* _REQUIREMENTS_: Find all lines in the listing that include the word "Nature", then copy them.

* _THE INPUT_:
↓↓↓
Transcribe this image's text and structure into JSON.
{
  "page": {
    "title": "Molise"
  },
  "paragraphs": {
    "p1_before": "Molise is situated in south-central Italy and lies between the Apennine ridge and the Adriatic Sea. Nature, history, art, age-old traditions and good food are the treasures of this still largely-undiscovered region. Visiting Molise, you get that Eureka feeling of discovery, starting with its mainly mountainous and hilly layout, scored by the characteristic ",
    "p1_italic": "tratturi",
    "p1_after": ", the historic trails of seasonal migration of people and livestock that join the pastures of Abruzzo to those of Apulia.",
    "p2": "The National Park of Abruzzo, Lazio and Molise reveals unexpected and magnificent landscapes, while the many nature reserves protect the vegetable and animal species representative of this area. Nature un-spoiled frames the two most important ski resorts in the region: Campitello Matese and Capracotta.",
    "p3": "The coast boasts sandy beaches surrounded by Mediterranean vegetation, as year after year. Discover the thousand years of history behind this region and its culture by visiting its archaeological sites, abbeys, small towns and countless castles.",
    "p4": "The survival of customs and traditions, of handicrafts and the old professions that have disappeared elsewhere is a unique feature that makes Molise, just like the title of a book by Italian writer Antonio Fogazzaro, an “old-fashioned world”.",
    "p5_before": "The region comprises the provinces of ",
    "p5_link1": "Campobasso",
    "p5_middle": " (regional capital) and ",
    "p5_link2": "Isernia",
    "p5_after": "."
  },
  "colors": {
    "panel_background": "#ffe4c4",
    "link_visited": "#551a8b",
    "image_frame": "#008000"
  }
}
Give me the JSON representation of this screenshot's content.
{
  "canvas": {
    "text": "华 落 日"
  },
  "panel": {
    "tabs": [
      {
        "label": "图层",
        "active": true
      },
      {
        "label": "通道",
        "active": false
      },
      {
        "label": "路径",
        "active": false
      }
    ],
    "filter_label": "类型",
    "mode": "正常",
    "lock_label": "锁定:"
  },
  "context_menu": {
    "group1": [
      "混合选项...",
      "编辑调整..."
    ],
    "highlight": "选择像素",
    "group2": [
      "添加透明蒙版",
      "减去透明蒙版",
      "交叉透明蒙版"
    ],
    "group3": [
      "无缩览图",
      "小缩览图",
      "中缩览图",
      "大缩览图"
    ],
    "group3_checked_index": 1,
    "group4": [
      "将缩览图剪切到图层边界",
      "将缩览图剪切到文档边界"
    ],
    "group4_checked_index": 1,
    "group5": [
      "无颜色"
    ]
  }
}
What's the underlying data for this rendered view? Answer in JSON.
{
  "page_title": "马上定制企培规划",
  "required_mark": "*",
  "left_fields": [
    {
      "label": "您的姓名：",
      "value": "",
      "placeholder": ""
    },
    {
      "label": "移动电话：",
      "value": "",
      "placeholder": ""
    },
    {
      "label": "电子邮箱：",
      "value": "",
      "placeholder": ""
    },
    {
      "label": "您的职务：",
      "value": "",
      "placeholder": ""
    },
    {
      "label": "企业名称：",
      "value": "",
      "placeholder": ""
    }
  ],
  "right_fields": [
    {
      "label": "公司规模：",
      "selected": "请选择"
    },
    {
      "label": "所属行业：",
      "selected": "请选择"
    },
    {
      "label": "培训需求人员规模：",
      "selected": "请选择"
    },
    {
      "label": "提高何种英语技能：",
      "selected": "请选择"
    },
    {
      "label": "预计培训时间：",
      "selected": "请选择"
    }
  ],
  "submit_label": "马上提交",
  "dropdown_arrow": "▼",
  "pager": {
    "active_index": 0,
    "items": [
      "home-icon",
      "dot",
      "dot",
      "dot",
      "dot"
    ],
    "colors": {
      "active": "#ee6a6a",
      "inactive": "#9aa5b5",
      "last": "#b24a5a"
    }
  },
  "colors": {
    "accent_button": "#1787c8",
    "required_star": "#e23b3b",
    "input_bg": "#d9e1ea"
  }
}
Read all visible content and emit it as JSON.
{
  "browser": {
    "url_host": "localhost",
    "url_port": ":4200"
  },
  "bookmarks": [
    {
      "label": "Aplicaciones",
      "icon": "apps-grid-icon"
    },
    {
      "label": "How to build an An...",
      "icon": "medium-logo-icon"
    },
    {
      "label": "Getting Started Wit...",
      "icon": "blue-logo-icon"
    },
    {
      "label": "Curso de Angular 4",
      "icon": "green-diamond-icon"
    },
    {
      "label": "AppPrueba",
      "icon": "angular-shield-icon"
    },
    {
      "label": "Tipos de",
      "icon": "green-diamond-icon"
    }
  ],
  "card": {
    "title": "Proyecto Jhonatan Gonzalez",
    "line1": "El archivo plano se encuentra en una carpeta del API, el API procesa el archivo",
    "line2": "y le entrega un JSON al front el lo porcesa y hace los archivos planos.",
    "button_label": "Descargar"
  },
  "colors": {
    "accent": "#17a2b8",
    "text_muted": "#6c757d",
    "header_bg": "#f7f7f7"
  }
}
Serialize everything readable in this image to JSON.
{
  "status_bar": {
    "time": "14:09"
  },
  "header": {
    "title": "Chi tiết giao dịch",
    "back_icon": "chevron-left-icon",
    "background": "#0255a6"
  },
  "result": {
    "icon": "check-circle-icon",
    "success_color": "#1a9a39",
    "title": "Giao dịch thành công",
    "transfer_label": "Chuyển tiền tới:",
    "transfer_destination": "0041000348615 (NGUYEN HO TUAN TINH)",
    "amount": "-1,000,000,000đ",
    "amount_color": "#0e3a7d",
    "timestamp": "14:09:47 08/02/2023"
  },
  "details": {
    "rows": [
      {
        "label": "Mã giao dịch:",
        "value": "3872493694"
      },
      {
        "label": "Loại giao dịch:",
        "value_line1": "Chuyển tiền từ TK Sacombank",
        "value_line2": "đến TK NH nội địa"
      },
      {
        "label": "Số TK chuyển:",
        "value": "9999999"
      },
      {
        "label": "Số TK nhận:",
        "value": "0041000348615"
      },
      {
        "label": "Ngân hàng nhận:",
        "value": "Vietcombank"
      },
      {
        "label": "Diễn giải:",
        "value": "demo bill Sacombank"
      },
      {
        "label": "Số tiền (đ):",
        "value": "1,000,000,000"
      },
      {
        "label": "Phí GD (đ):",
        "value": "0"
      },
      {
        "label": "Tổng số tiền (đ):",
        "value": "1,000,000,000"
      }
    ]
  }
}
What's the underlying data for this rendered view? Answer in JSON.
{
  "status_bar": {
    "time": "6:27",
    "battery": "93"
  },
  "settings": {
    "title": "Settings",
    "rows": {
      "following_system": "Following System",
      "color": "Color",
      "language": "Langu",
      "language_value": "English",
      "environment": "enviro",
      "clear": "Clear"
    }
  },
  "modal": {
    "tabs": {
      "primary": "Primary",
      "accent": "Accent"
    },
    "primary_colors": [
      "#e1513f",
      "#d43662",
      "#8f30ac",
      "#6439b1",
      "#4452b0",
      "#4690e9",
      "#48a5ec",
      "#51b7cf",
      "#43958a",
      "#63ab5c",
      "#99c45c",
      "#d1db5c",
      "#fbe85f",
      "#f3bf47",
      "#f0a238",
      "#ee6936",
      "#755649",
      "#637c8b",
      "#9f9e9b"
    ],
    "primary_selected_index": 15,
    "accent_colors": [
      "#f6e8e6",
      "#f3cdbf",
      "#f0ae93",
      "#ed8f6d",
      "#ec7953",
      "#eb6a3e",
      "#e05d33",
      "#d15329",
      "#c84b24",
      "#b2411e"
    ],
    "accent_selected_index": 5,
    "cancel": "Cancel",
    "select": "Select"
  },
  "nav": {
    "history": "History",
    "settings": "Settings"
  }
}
↑↑↑
* _RESULT OF THE TASK_:
    "p1_before": "Molise is situated in south-central Italy and lies between the Apennine ridge and the Adriatic Sea. Nature, history, art, age-old traditions and good food are the treasures of this still largely-undiscovered region. Visiting Molise, you get that Eureka feeling of discovery, starting with its mainly mountainous and hilly layout, scored by the characteristic ",
    "p2": "The National Park of Abruzzo, Lazio and Molise reveals unexpected and magnificent landscapes, while the many nature reserves protect the vegetable and animal species representative of this area. Nature un-spoiled frames the two most important ski resorts in the region: Campitello Matese and Capracotta.",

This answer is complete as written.